(Exercise directions)
Isolate every line in the records below with "have" in it.

>> Start

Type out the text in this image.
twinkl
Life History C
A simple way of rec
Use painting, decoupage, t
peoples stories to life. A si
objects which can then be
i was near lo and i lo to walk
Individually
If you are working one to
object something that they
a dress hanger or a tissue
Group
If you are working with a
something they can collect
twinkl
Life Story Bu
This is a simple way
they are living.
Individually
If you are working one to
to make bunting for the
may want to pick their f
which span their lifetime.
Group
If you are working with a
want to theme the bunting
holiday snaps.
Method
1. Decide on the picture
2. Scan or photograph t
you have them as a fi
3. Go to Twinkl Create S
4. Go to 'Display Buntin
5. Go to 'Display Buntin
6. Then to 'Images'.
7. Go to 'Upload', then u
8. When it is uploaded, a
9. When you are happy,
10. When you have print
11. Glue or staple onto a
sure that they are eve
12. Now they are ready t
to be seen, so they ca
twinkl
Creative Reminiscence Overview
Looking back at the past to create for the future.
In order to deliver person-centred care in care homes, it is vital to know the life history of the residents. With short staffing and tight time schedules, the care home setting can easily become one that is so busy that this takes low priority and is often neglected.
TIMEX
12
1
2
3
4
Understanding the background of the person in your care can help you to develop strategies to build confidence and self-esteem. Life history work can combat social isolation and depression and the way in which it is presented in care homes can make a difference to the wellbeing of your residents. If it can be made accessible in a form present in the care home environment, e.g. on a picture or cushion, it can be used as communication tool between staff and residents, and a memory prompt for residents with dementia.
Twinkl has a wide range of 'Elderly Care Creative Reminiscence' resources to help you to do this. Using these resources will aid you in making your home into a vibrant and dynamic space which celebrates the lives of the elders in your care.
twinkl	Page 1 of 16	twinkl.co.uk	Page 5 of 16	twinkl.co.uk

>> End

(Finished answer)
you have them as a fi
10. When you have print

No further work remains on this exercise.